** WORK INSTRUCTIONS **
Find every line in the records below that holds the word "label" and copy it.
_____
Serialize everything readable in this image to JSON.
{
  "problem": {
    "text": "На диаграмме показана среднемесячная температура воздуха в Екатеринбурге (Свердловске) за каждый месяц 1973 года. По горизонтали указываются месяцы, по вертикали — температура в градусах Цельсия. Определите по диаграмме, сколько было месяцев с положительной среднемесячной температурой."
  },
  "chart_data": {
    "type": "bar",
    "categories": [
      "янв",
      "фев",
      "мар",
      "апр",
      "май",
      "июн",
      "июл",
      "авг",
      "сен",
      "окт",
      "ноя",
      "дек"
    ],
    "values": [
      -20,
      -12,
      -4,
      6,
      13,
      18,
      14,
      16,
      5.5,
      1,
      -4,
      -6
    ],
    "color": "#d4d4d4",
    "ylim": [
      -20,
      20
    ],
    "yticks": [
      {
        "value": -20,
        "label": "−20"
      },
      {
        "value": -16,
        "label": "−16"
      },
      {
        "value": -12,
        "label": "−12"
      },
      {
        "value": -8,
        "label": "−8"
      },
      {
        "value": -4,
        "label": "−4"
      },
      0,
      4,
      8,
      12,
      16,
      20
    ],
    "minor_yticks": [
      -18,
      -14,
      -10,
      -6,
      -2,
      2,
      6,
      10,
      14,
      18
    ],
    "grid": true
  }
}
_____
** COMPLETE OUTPUT **
        "label": "−20"
        "label": "−16"
        "label": "−12"
        "label": "−8"
        "label": "−4"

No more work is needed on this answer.